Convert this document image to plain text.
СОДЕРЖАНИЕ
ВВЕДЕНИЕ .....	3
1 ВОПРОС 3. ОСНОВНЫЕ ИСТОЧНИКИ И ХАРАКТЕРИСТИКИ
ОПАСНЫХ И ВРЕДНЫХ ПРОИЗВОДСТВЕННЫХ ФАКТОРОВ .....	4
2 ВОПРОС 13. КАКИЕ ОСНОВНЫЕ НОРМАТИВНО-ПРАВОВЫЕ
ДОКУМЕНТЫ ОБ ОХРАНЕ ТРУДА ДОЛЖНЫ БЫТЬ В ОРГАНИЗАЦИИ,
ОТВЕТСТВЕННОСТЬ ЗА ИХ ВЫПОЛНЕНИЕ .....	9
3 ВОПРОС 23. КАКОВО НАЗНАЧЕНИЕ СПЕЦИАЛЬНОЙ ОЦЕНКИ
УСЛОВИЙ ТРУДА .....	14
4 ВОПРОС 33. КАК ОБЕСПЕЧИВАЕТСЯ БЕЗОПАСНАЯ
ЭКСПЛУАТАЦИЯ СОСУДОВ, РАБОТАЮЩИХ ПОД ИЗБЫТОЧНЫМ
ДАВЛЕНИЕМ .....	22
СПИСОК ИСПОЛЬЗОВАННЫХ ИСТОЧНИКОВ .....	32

• WHAT YOU ARE ASKED TO DO:
Collect each line of the entries that has the word "ТРУДА", copying it in full.

• OUTPUT FOR THIS EXERCISE:
ДОКУМЕНТЫ ОБ ОХРАНЕ ТРУДА ДОЛЖНЫ БЫТЬ В ОРГАНИЗАЦИИ,
УСЛОВИЙ ТРУДА .....	14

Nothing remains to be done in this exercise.